(Data records)
>> START

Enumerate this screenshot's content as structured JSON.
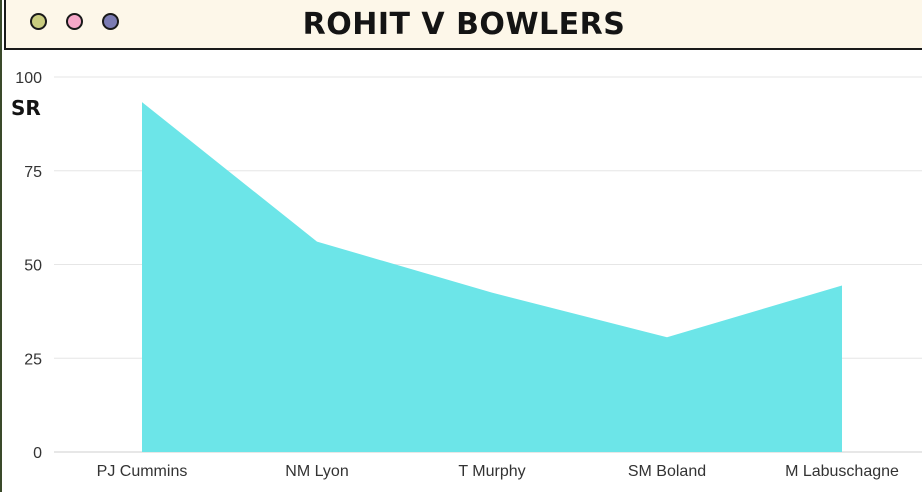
{
  "window": {
    "title": "ROHIT V BOWLERS",
    "controls": [
      {
        "name": "green-dot",
        "color": "#c9cc7f"
      },
      {
        "name": "pink-dot",
        "color": "#f6a8c9"
      },
      {
        "name": "purple-dot",
        "color": "#7b7bb3"
      }
    ]
  },
  "chart_data": {
    "type": "area",
    "title": "ROHIT V BOWLERS",
    "xlabel": "",
    "ylabel": "SR",
    "categories": [
      "PJ Cummins",
      "NM Lyon",
      "T Murphy",
      "SM Boland",
      "M Labuschagne"
    ],
    "values": [
      93.3,
      56.1,
      42.5,
      30.6,
      44.4
    ],
    "ylim": [
      0,
      100
    ],
    "yticks": [
      0,
      25,
      50,
      75,
      100
    ],
    "grid": true,
    "fill_color": "#6ce5e8"
  }
}
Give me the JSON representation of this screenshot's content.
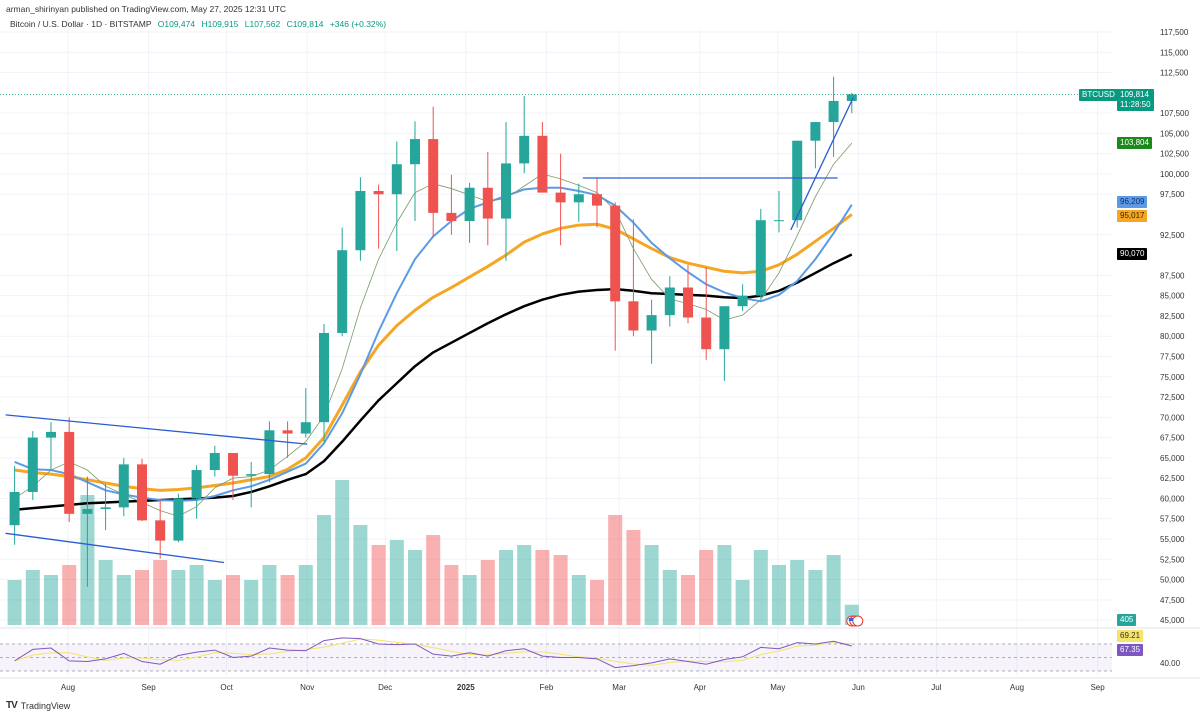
{
  "header": {
    "published": "arman_shirinyan published on TradingView.com, May 27, 2025 12:31 UTC",
    "symbol": "Bitcoin / U.S. Dollar · 1D · BITSTAMP",
    "open": "O109,474",
    "high": "H109,915",
    "low": "L107,562",
    "close": "C109,814",
    "change": "+346 (+0.32%)"
  },
  "footer": {
    "logo_text": "TradingView"
  },
  "badges": {
    "ticker": "BTCUSD",
    "last_price": "109,814",
    "countdown": "11:28:50",
    "ma20": "103,804",
    "ma50": "96,209",
    "ma100": "95,017",
    "ma200": "90,070",
    "volume": "405",
    "rsi_ma": "69.21",
    "rsi": "67.35",
    "rsi_level": "40.00"
  },
  "colors": {
    "up": "#26a69a",
    "down": "#ef5350",
    "ma20": "#7a9a6a",
    "ma50": "#5b9be6",
    "ma100": "#f5a623",
    "ma200": "#000000",
    "trendline": "#2a5dd1",
    "rsi": "#7e57c2",
    "rsi_ma": "#f5e36a",
    "last_price": "#089981"
  },
  "chart_data": {
    "type": "candlestick",
    "title": "Bitcoin / U.S. Dollar · 1D · BITSTAMP",
    "price_ticks": [
      "117,500",
      "115,000",
      "112,500",
      "107,500",
      "105,000",
      "102,500",
      "100,000",
      "97,500",
      "92,500",
      "87,500",
      "85,000",
      "82,500",
      "80,000",
      "77,500",
      "75,000",
      "72,500",
      "70,000",
      "67,500",
      "65,000",
      "62,500",
      "60,000",
      "57,500",
      "55,000",
      "52,500",
      "50,000",
      "47,500",
      "45,000"
    ],
    "time_ticks": [
      {
        "date": "2024-08-01",
        "label": "Aug"
      },
      {
        "date": "2024-09-01",
        "label": "Sep"
      },
      {
        "date": "2024-10-01",
        "label": "Oct"
      },
      {
        "date": "2024-11-01",
        "label": "Nov"
      },
      {
        "date": "2024-12-01",
        "label": "Dec"
      },
      {
        "date": "2025-01-01",
        "label": "2025"
      },
      {
        "date": "2025-02-01",
        "label": "Feb"
      },
      {
        "date": "2025-03-01",
        "label": "Mar"
      },
      {
        "date": "2025-04-01",
        "label": "Apr"
      },
      {
        "date": "2025-05-01",
        "label": "May"
      },
      {
        "date": "2025-06-01",
        "label": "Jun"
      },
      {
        "date": "2025-07-01",
        "label": "Jul"
      },
      {
        "date": "2025-08-01",
        "label": "Aug"
      },
      {
        "date": "2025-09-01",
        "label": "Sep"
      }
    ],
    "ylim": [
      45000,
      117500
    ],
    "last_price": 109814,
    "dates": [
      "2024-07-08",
      "2024-07-15",
      "2024-07-22",
      "2024-07-29",
      "2024-08-05",
      "2024-08-12",
      "2024-08-19",
      "2024-08-26",
      "2024-09-02",
      "2024-09-09",
      "2024-09-16",
      "2024-09-23",
      "2024-09-30",
      "2024-10-07",
      "2024-10-14",
      "2024-10-21",
      "2024-10-28",
      "2024-11-04",
      "2024-11-11",
      "2024-11-18",
      "2024-11-25",
      "2024-12-02",
      "2024-12-09",
      "2024-12-16",
      "2024-12-23",
      "2024-12-30",
      "2025-01-06",
      "2025-01-13",
      "2025-01-20",
      "2025-01-27",
      "2025-02-03",
      "2025-02-10",
      "2025-02-17",
      "2025-02-24",
      "2025-03-03",
      "2025-03-10",
      "2025-03-17",
      "2025-03-24",
      "2025-03-31",
      "2025-04-07",
      "2025-04-14",
      "2025-04-21",
      "2025-04-28",
      "2025-05-05",
      "2025-05-12",
      "2025-05-19",
      "2025-05-26"
    ],
    "ohlc": [
      [
        56700,
        64000,
        54300,
        60800
      ],
      [
        60800,
        68300,
        59800,
        67500
      ],
      [
        67500,
        69400,
        63400,
        68200
      ],
      [
        68200,
        70000,
        57100,
        58100
      ],
      [
        58100,
        62700,
        49100,
        58700
      ],
      [
        58700,
        61800,
        56100,
        58900
      ],
      [
        58900,
        65000,
        57800,
        64200
      ],
      [
        64200,
        64900,
        57200,
        57300
      ],
      [
        57300,
        59800,
        52600,
        54800
      ],
      [
        54800,
        60600,
        54600,
        60000
      ],
      [
        60000,
        64100,
        57500,
        63500
      ],
      [
        63500,
        66500,
        62700,
        65600
      ],
      [
        65600,
        65600,
        59800,
        62800
      ],
      [
        62800,
        64500,
        58900,
        63000
      ],
      [
        63000,
        69500,
        62000,
        68400
      ],
      [
        68400,
        69500,
        65000,
        68000
      ],
      [
        68000,
        73600,
        67500,
        69400
      ],
      [
        69400,
        81500,
        66800,
        80400
      ],
      [
        80400,
        93400,
        80000,
        90600
      ],
      [
        90600,
        99600,
        89300,
        97900
      ],
      [
        97900,
        98700,
        90800,
        97500
      ],
      [
        97500,
        104000,
        90500,
        101200
      ],
      [
        101200,
        106500,
        94200,
        104300
      ],
      [
        104300,
        108300,
        92200,
        95200
      ],
      [
        95200,
        99900,
        92500,
        94200
      ],
      [
        94200,
        98900,
        91500,
        98300
      ],
      [
        98300,
        102700,
        91200,
        94500
      ],
      [
        94500,
        106400,
        89300,
        101300
      ],
      [
        101300,
        109600,
        100100,
        104700
      ],
      [
        104700,
        106400,
        97800,
        97700
      ],
      [
        97700,
        102500,
        91200,
        96500
      ],
      [
        96500,
        98800,
        94100,
        97500
      ],
      [
        97500,
        99500,
        93400,
        96100
      ],
      [
        96100,
        96500,
        78200,
        84300
      ],
      [
        84300,
        94400,
        80000,
        80700
      ],
      [
        80700,
        84500,
        76600,
        82600
      ],
      [
        82600,
        87400,
        81200,
        86000
      ],
      [
        86000,
        88800,
        81600,
        82300
      ],
      [
        82300,
        88500,
        77100,
        78400
      ],
      [
        78400,
        83600,
        74500,
        83700
      ],
      [
        83700,
        86400,
        83100,
        85000
      ],
      [
        85000,
        95700,
        84600,
        94300
      ],
      [
        94300,
        97900,
        92800,
        94300
      ],
      [
        94300,
        104100,
        93400,
        104100
      ],
      [
        104100,
        105800,
        100700,
        106400
      ],
      [
        106400,
        112000,
        102100,
        109000
      ],
      [
        109000,
        110000,
        107500,
        109814
      ]
    ],
    "volume": [
      900,
      1100,
      1000,
      1200,
      2600,
      1300,
      1000,
      1100,
      1300,
      1100,
      1200,
      900,
      1000,
      900,
      1200,
      1000,
      1200,
      2200,
      2900,
      2000,
      1600,
      1700,
      1500,
      1800,
      1200,
      1000,
      1300,
      1500,
      1600,
      1500,
      1400,
      1000,
      900,
      2200,
      1900,
      1600,
      1100,
      1000,
      1500,
      1600,
      900,
      1500,
      1200,
      1300,
      1100,
      1400,
      405
    ],
    "rsi": [
      45,
      62,
      64,
      45,
      44,
      48,
      56,
      44,
      40,
      53,
      58,
      61,
      50,
      52,
      64,
      61,
      60,
      75,
      79,
      78,
      70,
      69,
      70,
      55,
      52,
      57,
      52,
      60,
      63,
      52,
      50,
      50,
      48,
      35,
      38,
      42,
      48,
      44,
      40,
      47,
      51,
      65,
      63,
      72,
      70,
      74,
      67
    ],
    "series": [
      {
        "name": "MA 20",
        "key": "ma20",
        "values": [
          60000,
          61500,
          63500,
          64500,
          63500,
          61500,
          60500,
          59500,
          58500,
          57800,
          59000,
          61300,
          62500,
          62700,
          63500,
          65200,
          67000,
          70200,
          76000,
          83500,
          89500,
          94000,
          97700,
          98800,
          98200,
          97400,
          96600,
          97000,
          98500,
          100000,
          99400,
          98600,
          97700,
          95500,
          90800,
          87000,
          84600,
          84000,
          83300,
          82000,
          82600,
          84500,
          87800,
          92400,
          97200,
          101200,
          103804
        ]
      },
      {
        "name": "MA 50",
        "key": "ma50",
        "values": [
          64500,
          63600,
          63500,
          63000,
          62000,
          61000,
          60500,
          60100,
          59800,
          59700,
          59800,
          60300,
          61000,
          61500,
          62300,
          63300,
          64300,
          66800,
          70500,
          75300,
          80600,
          85300,
          89500,
          92300,
          94200,
          95700,
          96500,
          97300,
          98100,
          98300,
          98300,
          97900,
          97400,
          96100,
          94000,
          91500,
          89600,
          87900,
          86400,
          85400,
          84700,
          84300,
          85100,
          86800,
          89500,
          92700,
          96209
        ]
      },
      {
        "name": "MA 100",
        "key": "ma100",
        "values": [
          63500,
          63200,
          63000,
          62700,
          62300,
          61900,
          61500,
          61200,
          61000,
          61100,
          61300,
          61600,
          61900,
          62300,
          62700,
          63600,
          65000,
          67500,
          71500,
          75600,
          78900,
          81300,
          83200,
          84800,
          86000,
          87300,
          88600,
          90000,
          91600,
          92600,
          93300,
          93700,
          93800,
          93200,
          92000,
          90800,
          89700,
          89000,
          88500,
          88000,
          87800,
          88000,
          88800,
          90100,
          91700,
          93300,
          95017
        ]
      },
      {
        "name": "MA 200",
        "key": "ma200",
        "values": [
          58600,
          58800,
          59000,
          59200,
          59400,
          59500,
          59600,
          59700,
          59800,
          59900,
          60000,
          60100,
          60300,
          60800,
          61500,
          62300,
          63000,
          64600,
          67000,
          69600,
          72100,
          74200,
          76300,
          78000,
          79200,
          80400,
          81600,
          82700,
          83700,
          84500,
          85100,
          85500,
          85700,
          85800,
          85600,
          85300,
          85200,
          85100,
          85000,
          84800,
          84700,
          85000,
          85600,
          86600,
          87800,
          89000,
          90070
        ]
      }
    ],
    "trendlines": [
      {
        "name": "channel-upper",
        "from": [
          "2024-07-08",
          70300
        ],
        "to": [
          "2024-11-01",
          66700
        ]
      },
      {
        "name": "channel-lower",
        "from": [
          "2024-07-08",
          55700
        ],
        "to": [
          "2024-09-30",
          52100
        ]
      },
      {
        "name": "resistance-horizontal",
        "from": [
          "2025-02-15",
          99500
        ],
        "to": [
          "2025-05-24",
          99500
        ]
      },
      {
        "name": "rising-support",
        "from": [
          "2025-05-06",
          93100
        ],
        "to": [
          "2025-05-30",
          109400
        ]
      }
    ]
  }
}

>> END

→ TASK PROMPT
Return only those lines of the records that contain the string "screenshot".

→ CORRECT RESULT
Enumerate this screenshot's content as structured JSON.
Give me the JSON representation of this screenshot's content.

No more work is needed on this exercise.